STATED EXERCISE: Lines that hold the word "products" should be located and copied.

** BEGIN EXTRACTED MATERIAL **

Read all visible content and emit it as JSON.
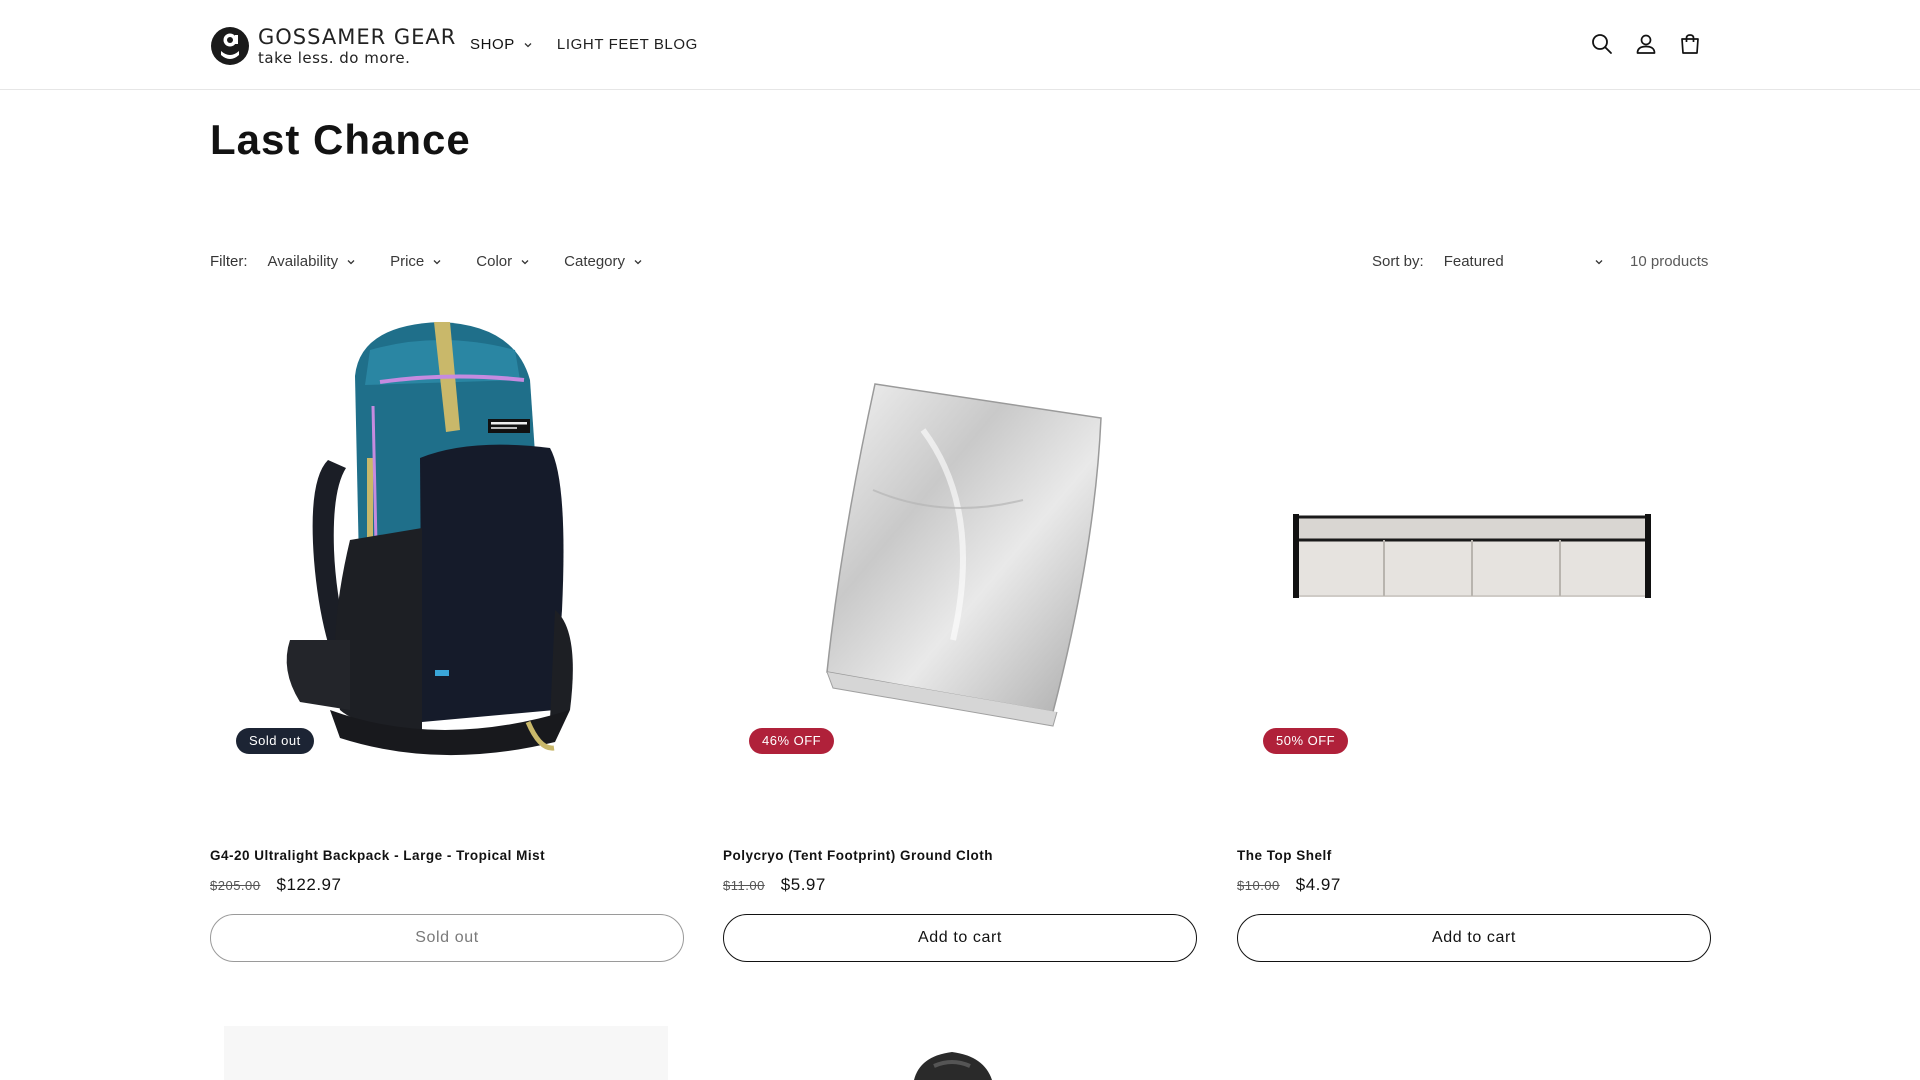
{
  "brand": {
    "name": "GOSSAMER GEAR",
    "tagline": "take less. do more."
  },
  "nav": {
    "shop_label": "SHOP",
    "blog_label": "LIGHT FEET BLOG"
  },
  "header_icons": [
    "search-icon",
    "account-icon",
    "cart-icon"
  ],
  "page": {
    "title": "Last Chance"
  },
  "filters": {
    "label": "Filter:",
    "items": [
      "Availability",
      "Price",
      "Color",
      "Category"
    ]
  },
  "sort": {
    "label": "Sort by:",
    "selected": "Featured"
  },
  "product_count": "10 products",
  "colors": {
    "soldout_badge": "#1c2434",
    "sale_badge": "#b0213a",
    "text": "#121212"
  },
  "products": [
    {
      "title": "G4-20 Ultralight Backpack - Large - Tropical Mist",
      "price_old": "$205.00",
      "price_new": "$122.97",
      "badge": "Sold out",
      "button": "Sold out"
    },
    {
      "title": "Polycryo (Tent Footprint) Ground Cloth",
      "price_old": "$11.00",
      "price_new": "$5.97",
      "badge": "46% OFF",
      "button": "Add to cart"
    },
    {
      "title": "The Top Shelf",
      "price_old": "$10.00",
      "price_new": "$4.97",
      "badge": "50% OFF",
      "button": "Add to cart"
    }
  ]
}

** END EXTRACTED MATERIAL **

COMPLETE ANSWER:
  "product_count": "10 products",
  "products": [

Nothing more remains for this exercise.